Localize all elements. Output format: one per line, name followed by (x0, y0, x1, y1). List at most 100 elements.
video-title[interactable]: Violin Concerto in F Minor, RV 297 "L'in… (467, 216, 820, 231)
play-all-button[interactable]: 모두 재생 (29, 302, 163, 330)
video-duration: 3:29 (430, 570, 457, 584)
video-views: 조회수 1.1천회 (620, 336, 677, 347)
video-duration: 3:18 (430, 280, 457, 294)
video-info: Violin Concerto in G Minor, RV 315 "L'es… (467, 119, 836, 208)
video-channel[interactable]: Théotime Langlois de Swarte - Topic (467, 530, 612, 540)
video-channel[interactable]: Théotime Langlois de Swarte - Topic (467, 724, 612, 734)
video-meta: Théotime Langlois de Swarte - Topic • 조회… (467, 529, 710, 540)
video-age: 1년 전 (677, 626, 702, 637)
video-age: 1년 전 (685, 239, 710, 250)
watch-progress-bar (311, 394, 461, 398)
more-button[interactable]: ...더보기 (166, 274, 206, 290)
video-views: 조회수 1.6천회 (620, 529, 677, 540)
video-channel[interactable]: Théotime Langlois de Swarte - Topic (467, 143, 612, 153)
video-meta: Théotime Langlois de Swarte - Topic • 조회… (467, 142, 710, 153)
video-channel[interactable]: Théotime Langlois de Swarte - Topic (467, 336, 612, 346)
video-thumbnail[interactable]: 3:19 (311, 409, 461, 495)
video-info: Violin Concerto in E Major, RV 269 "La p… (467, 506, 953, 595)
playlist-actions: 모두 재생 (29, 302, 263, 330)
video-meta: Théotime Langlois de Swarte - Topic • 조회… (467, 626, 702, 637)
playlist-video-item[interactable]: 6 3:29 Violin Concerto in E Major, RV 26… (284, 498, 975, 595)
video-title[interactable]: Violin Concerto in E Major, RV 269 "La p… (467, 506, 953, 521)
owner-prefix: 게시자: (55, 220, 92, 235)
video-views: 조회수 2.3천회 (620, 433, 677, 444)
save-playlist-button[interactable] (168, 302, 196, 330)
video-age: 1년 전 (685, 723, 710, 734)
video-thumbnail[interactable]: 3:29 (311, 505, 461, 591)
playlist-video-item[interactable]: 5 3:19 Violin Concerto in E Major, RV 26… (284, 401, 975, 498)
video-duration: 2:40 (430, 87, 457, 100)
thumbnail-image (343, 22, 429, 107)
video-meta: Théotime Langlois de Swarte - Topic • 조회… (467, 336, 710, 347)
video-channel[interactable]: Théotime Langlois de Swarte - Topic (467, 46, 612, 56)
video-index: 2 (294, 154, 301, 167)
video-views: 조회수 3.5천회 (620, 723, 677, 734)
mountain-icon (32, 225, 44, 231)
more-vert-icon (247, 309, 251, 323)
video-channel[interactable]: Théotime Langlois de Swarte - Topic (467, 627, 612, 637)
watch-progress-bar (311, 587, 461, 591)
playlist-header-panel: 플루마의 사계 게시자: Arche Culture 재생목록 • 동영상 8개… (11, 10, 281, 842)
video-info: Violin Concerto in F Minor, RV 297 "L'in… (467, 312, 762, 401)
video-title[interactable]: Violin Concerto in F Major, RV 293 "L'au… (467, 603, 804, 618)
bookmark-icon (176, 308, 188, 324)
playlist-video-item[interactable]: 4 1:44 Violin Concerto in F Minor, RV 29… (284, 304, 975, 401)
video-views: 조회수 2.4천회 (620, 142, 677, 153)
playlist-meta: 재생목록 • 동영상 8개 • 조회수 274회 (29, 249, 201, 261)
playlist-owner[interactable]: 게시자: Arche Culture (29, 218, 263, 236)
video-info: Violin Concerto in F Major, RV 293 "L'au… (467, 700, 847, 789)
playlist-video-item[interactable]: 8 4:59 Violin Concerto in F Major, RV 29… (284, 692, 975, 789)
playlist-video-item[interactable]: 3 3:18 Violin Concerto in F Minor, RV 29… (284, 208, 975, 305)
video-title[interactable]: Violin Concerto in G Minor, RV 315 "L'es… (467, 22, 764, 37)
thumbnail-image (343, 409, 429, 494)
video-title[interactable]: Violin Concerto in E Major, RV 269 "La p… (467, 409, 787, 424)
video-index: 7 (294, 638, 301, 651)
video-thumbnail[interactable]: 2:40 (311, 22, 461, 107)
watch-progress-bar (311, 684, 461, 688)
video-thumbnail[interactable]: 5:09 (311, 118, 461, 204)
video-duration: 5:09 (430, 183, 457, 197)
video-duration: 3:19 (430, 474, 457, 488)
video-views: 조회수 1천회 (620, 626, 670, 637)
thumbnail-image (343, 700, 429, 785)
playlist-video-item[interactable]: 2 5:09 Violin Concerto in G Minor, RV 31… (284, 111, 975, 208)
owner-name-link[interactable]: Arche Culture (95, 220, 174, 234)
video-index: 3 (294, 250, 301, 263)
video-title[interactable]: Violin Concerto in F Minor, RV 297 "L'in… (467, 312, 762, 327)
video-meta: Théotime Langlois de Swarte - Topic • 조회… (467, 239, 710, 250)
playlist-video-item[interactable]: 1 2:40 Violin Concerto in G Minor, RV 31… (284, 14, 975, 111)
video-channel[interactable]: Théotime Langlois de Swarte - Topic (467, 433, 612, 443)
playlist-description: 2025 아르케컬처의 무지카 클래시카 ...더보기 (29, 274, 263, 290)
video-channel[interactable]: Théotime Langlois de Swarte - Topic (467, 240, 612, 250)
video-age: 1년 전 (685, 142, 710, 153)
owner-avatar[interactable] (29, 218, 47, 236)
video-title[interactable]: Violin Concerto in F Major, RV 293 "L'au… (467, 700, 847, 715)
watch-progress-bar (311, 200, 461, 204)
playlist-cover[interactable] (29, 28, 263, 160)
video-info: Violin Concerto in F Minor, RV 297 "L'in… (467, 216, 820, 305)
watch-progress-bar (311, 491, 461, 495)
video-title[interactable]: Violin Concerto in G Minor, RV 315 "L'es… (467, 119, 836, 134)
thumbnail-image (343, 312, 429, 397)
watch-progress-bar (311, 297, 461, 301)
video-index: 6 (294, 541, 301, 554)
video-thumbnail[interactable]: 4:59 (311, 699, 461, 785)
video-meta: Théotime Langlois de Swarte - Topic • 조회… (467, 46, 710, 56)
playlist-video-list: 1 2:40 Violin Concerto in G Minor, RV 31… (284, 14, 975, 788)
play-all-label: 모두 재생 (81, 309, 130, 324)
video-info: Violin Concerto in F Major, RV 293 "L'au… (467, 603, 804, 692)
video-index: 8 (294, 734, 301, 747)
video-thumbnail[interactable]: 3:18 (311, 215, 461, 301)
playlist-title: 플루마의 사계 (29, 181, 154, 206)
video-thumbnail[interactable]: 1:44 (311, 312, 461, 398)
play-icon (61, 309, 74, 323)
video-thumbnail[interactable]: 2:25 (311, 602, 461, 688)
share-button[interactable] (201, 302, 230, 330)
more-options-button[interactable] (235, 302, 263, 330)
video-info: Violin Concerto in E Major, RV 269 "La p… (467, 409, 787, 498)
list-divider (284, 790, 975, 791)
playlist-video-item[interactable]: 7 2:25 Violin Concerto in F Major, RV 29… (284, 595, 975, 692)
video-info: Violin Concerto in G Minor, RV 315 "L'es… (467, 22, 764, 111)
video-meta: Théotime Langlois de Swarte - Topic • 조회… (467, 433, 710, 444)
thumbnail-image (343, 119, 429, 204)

* * *

Copy every line of the data above word for word, without changing, dropping, or reordering anything.

Task response:
Localize all elements. Output format: one per line, name followed by (x0, y0, x1, y1). List at most 100 elements.
video-title[interactable]: Violin Concerto in F Minor, RV 297 "L'in… (467, 216, 820, 231)
play-all-button[interactable]: 모두 재생 (29, 302, 163, 330)
video-duration: 3:29 (430, 570, 457, 584)
video-views: 조회수 1.1천회 (620, 336, 677, 347)
video-duration: 3:18 (430, 280, 457, 294)
video-info: Violin Concerto in G Minor, RV 315 "L'es… (467, 119, 836, 208)
video-channel[interactable]: Théotime Langlois de Swarte - Topic (467, 530, 612, 540)
video-channel[interactable]: Théotime Langlois de Swarte - Topic (467, 724, 612, 734)
video-meta: Théotime Langlois de Swarte - Topic • 조회… (467, 529, 710, 540)
video-age: 1년 전 (677, 626, 702, 637)
video-age: 1년 전 (685, 239, 710, 250)
watch-progress-bar (311, 394, 461, 398)
more-button[interactable]: ...더보기 (166, 274, 206, 290)
video-views: 조회수 1.6천회 (620, 529, 677, 540)
video-channel[interactable]: Théotime Langlois de Swarte - Topic (467, 143, 612, 153)
video-meta: Théotime Langlois de Swarte - Topic • 조회… (467, 142, 710, 153)
video-channel[interactable]: Théotime Langlois de Swarte - Topic (467, 336, 612, 346)
video-thumbnail[interactable]: 3:19 (311, 409, 461, 495)
video-info: Violin Concerto in E Major, RV 269 "La p… (467, 506, 953, 595)
playlist-actions: 모두 재생 (29, 302, 263, 330)
video-meta: Théotime Langlois de Swarte - Topic • 조회… (467, 626, 702, 637)
playlist-video-item[interactable]: 6 3:29 Violin Concerto in E Major, RV 26… (284, 498, 975, 595)
video-title[interactable]: Violin Concerto in E Major, RV 269 "La p… (467, 506, 953, 521)
owner-prefix: 게시자: (55, 220, 92, 235)
video-views: 조회수 2.3천회 (620, 433, 677, 444)
save-playlist-button[interactable] (168, 302, 196, 330)
video-age: 1년 전 (685, 723, 710, 734)
video-thumbnail[interactable]: 3:29 (311, 505, 461, 591)
playlist-video-item[interactable]: 5 3:19 Violin Concerto in E Major, RV 26… (284, 401, 975, 498)
video-duration: 2:40 (430, 87, 457, 100)
thumbnail-image (343, 22, 429, 107)
video-meta: Théotime Langlois de Swarte - Topic • 조회… (467, 336, 710, 347)
video-channel[interactable]: Théotime Langlois de Swarte - Topic (467, 46, 612, 56)
video-index: 2 (294, 154, 301, 167)
video-views: 조회수 3.5천회 (620, 723, 677, 734)
mountain-icon (32, 225, 44, 231)
more-vert-icon (247, 309, 251, 323)
video-channel[interactable]: Théotime Langlois de Swarte - Topic (467, 627, 612, 637)
watch-progress-bar (311, 587, 461, 591)
playlist-header-panel: 플루마의 사계 게시자: Arche Culture 재생목록 • 동영상 8개… (11, 10, 281, 842)
video-info: Violin Concerto in F Minor, RV 297 "L'in… (467, 312, 762, 401)
video-title[interactable]: Violin Concerto in F Major, RV 293 "L'au… (467, 603, 804, 618)
bookmark-icon (176, 308, 188, 324)
playlist-video-item[interactable]: 4 1:44 Violin Concerto in F Minor, RV 29… (284, 304, 975, 401)
video-views: 조회수 2.4천회 (620, 142, 677, 153)
playlist-meta: 재생목록 • 동영상 8개 • 조회수 274회 (29, 249, 201, 261)
playlist-owner[interactable]: 게시자: Arche Culture (29, 218, 263, 236)
video-info: Violin Concerto in F Major, RV 293 "L'au… (467, 700, 847, 789)
playlist-video-item[interactable]: 8 4:59 Violin Concerto in F Major, RV 29… (284, 692, 975, 789)
playlist-video-item[interactable]: 3 3:18 Violin Concerto in F Minor, RV 29… (284, 208, 975, 305)
video-title[interactable]: Violin Concerto in G Minor, RV 315 "L'es… (467, 22, 764, 37)
thumbnail-image (343, 409, 429, 494)
video-title[interactable]: Violin Concerto in E Major, RV 269 "La p… (467, 409, 787, 424)
video-index: 7 (294, 638, 301, 651)
video-thumbnail[interactable]: 2:40 (311, 22, 461, 107)
watch-progress-bar (311, 684, 461, 688)
video-thumbnail[interactable]: 5:09 (311, 118, 461, 204)
video-duration: 5:09 (430, 183, 457, 197)
video-duration: 3:19 (430, 474, 457, 488)
video-views: 조회수 1천회 (620, 626, 670, 637)
thumbnail-image (343, 700, 429, 785)
playlist-video-item[interactable]: 2 5:09 Violin Concerto in G Minor, RV 31… (284, 111, 975, 208)
owner-name-link[interactable]: Arche Culture (95, 220, 174, 234)
video-index: 3 (294, 250, 301, 263)
video-title[interactable]: Violin Concerto in F Minor, RV 297 "L'in… (467, 312, 762, 327)
video-meta: Théotime Langlois de Swarte - Topic • 조회… (467, 239, 710, 250)
playlist-video-item[interactable]: 1 2:40 Violin Concerto in G Minor, RV 31… (284, 14, 975, 111)
video-channel[interactable]: Théotime Langlois de Swarte - Topic (467, 433, 612, 443)
playlist-description: 2025 아르케컬처의 무지카 클래시카 ...더보기 (29, 274, 263, 290)
video-channel[interactable]: Théotime Langlois de Swarte - Topic (467, 240, 612, 250)
video-age: 1년 전 (685, 142, 710, 153)
owner-avatar[interactable] (29, 218, 47, 236)
video-title[interactable]: Violin Concerto in F Major, RV 293 "L'au… (467, 700, 847, 715)
watch-progress-bar (311, 200, 461, 204)
playlist-cover[interactable] (29, 28, 263, 160)
video-info: Violin Concerto in F Minor, RV 297 "L'in… (467, 216, 820, 305)
watch-progress-bar (311, 491, 461, 495)
video-title[interactable]: Violin Concerto in G Minor, RV 315 "L'es… (467, 119, 836, 134)
thumbnail-image (343, 312, 429, 397)
watch-progress-bar (311, 297, 461, 301)
video-index: 6 (294, 541, 301, 554)
video-thumbnail[interactable]: 4:59 (311, 699, 461, 785)
video-meta: Théotime Langlois de Swarte - Topic • 조회… (467, 46, 710, 56)
playlist-video-list: 1 2:40 Violin Concerto in G Minor, RV 31… (284, 14, 975, 788)
play-all-label: 모두 재생 (81, 309, 130, 324)
video-info: Violin Concerto in F Major, RV 293 "L'au… (467, 603, 804, 692)
video-index: 8 (294, 734, 301, 747)
video-thumbnail[interactable]: 3:18 (311, 215, 461, 301)
playlist-title: 플루마의 사계 (29, 181, 154, 206)
video-thumbnail[interactable]: 1:44 (311, 312, 461, 398)
play-icon (61, 309, 74, 323)
video-thumbnail[interactable]: 2:25 (311, 602, 461, 688)
share-button[interactable] (201, 302, 230, 330)
more-options-button[interactable] (235, 302, 263, 330)
video-info: Violin Concerto in E Major, RV 269 "La p… (467, 409, 787, 498)
list-divider (284, 790, 975, 791)
playlist-video-item[interactable]: 7 2:25 Violin Concerto in F Major, RV 29… (284, 595, 975, 692)
video-info: Violin Concerto in G Minor, RV 315 "L'es… (467, 22, 764, 111)
video-meta: Théotime Langlois de Swarte - Topic • 조회… (467, 433, 710, 444)
thumbnail-image (343, 119, 429, 204)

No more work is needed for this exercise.